▸ **Given task**
Return all entries precisely as they stand, without the images.

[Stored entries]
BEGIN

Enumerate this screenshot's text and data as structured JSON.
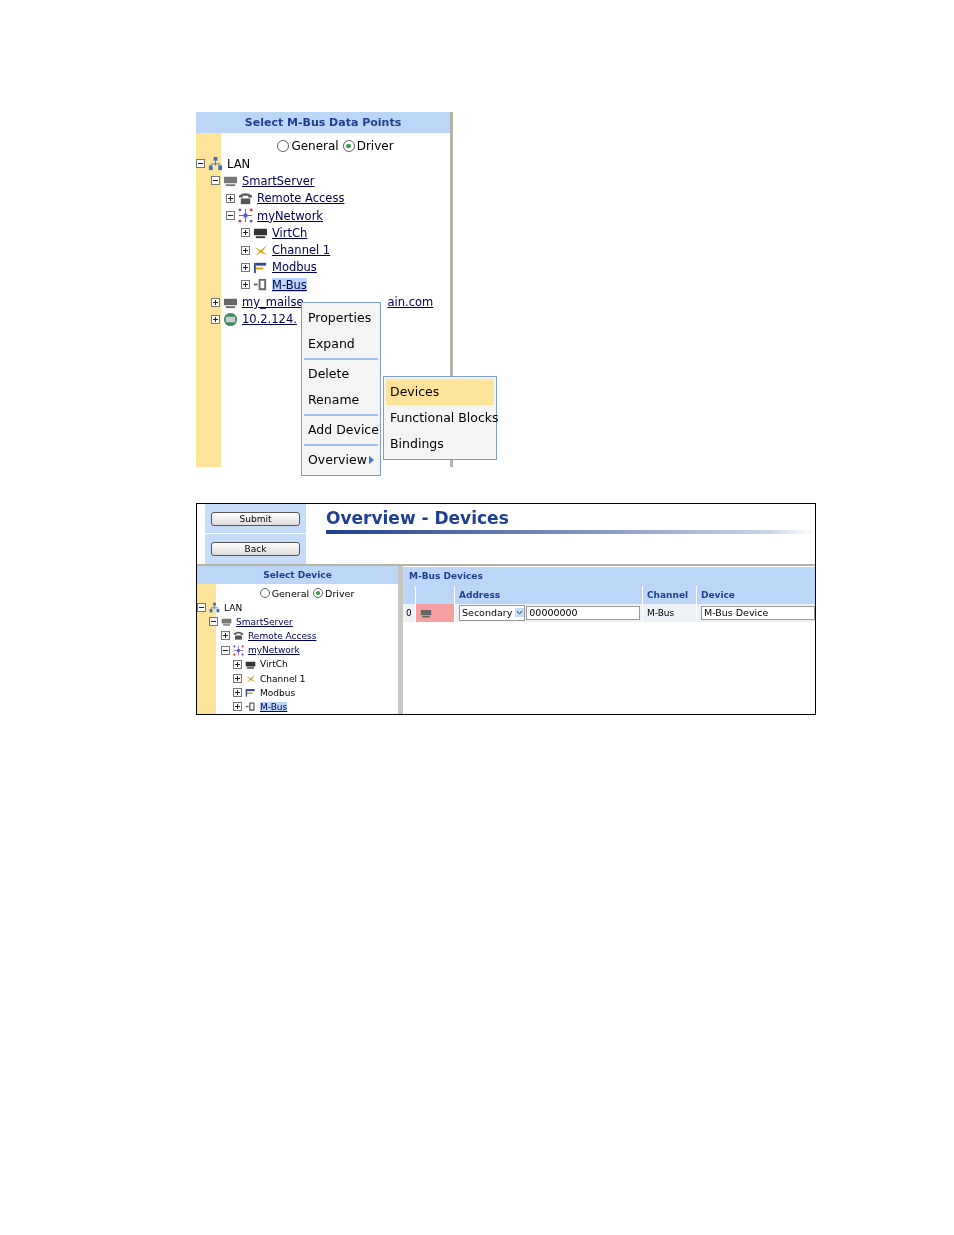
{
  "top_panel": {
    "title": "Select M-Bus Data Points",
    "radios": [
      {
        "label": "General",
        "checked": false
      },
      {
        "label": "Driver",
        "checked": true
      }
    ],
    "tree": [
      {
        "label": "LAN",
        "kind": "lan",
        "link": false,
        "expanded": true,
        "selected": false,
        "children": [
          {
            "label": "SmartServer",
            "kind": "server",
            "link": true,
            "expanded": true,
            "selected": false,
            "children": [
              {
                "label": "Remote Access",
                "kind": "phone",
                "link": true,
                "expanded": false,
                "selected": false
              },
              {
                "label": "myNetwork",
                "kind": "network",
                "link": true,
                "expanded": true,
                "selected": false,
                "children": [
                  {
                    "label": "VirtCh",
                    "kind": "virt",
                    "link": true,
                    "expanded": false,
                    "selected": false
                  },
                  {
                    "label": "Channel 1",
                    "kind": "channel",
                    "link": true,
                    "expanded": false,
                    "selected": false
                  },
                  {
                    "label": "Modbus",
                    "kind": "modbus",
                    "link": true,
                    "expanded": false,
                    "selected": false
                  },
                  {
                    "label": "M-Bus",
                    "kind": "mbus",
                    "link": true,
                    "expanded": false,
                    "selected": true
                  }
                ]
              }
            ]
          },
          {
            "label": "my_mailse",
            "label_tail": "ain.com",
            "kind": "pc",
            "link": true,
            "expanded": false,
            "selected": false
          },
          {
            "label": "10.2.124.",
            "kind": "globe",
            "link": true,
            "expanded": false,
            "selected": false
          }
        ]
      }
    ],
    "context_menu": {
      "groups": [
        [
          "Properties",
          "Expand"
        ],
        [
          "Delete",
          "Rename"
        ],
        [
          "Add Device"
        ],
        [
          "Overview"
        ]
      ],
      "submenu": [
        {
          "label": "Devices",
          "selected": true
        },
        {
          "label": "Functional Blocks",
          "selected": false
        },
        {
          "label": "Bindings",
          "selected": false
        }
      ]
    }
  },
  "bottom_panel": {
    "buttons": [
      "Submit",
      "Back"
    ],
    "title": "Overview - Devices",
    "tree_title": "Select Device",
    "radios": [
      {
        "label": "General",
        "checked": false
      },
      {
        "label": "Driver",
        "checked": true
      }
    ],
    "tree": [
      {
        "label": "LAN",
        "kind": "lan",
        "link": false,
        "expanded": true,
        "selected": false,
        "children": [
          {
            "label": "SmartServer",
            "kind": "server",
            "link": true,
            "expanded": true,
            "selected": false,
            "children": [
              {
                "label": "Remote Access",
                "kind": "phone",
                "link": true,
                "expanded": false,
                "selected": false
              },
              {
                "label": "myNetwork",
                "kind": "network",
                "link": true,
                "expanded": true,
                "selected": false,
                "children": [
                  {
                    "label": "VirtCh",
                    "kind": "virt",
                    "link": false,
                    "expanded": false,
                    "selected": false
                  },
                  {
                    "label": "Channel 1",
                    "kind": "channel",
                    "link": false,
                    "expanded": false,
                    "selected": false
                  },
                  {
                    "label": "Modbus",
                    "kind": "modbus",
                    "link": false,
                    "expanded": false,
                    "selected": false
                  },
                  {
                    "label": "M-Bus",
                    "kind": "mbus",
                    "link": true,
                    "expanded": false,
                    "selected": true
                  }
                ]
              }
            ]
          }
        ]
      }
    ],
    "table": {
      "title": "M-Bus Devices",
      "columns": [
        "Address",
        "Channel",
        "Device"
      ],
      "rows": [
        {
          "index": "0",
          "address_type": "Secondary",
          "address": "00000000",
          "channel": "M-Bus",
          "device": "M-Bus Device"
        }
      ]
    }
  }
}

END

▸ **Solution to the exercise**
Enumerate this screenshot's text and data as structured JSON.
{
  "top_panel": {
    "title": "Select M-Bus Data Points",
    "radios": [
      {
        "label": "General",
        "checked": false
      },
      {
        "label": "Driver",
        "checked": true
      }
    ],
    "tree": [
      {
        "label": "LAN",
        "kind": "lan",
        "link": false,
        "expanded": true,
        "selected": false,
        "children": [
          {
            "label": "SmartServer",
            "kind": "server",
            "link": true,
            "expanded": true,
            "selected": false,
            "children": [
              {
                "label": "Remote Access",
                "kind": "phone",
                "link": true,
                "expanded": false,
                "selected": false
              },
              {
                "label": "myNetwork",
                "kind": "network",
                "link": true,
                "expanded": true,
                "selected": false,
                "children": [
                  {
                    "label": "VirtCh",
                    "kind": "virt",
                    "link": true,
                    "expanded": false,
                    "selected": false
                  },
                  {
                    "label": "Channel 1",
                    "kind": "channel",
                    "link": true,
                    "expanded": false,
                    "selected": false
                  },
                  {
                    "label": "Modbus",
                    "kind": "modbus",
                    "link": true,
                    "expanded": false,
                    "selected": false
                  },
                  {
                    "label": "M-Bus",
                    "kind": "mbus",
                    "link": true,
                    "expanded": false,
                    "selected": true
                  }
                ]
              }
            ]
          },
          {
            "label": "my_mailse",
            "label_tail": "ain.com",
            "kind": "pc",
            "link": true,
            "expanded": false,
            "selected": false
          },
          {
            "label": "10.2.124.",
            "kind": "globe",
            "link": true,
            "expanded": false,
            "selected": false
          }
        ]
      }
    ],
    "context_menu": {
      "groups": [
        [
          "Properties",
          "Expand"
        ],
        [
          "Delete",
          "Rename"
        ],
        [
          "Add Device"
        ],
        [
          "Overview"
        ]
      ],
      "submenu": [
        {
          "label": "Devices",
          "selected": true
        },
        {
          "label": "Functional Blocks",
          "selected": false
        },
        {
          "label": "Bindings",
          "selected": false
        }
      ]
    }
  },
  "bottom_panel": {
    "buttons": [
      "Submit",
      "Back"
    ],
    "title": "Overview - Devices",
    "tree_title": "Select Device",
    "radios": [
      {
        "label": "General",
        "checked": false
      },
      {
        "label": "Driver",
        "checked": true
      }
    ],
    "tree": [
      {
        "label": "LAN",
        "kind": "lan",
        "link": false,
        "expanded": true,
        "selected": false,
        "children": [
          {
            "label": "SmartServer",
            "kind": "server",
            "link": true,
            "expanded": true,
            "selected": false,
            "children": [
              {
                "label": "Remote Access",
                "kind": "phone",
                "link": true,
                "expanded": false,
                "selected": false
              },
              {
                "label": "myNetwork",
                "kind": "network",
                "link": true,
                "expanded": true,
                "selected": false,
                "children": [
                  {
                    "label": "VirtCh",
                    "kind": "virt",
                    "link": false,
                    "expanded": false,
                    "selected": false
                  },
                  {
                    "label": "Channel 1",
                    "kind": "channel",
                    "link": false,
                    "expanded": false,
                    "selected": false
                  },
                  {
                    "label": "Modbus",
                    "kind": "modbus",
                    "link": false,
                    "expanded": false,
                    "selected": false
                  },
                  {
                    "label": "M-Bus",
                    "kind": "mbus",
                    "link": true,
                    "expanded": false,
                    "selected": true
                  }
                ]
              }
            ]
          }
        ]
      }
    ],
    "table": {
      "title": "M-Bus Devices",
      "columns": [
        "Address",
        "Channel",
        "Device"
      ],
      "rows": [
        {
          "index": "0",
          "address_type": "Secondary",
          "address": "00000000",
          "channel": "M-Bus",
          "device": "M-Bus Device"
        }
      ]
    }
  }
}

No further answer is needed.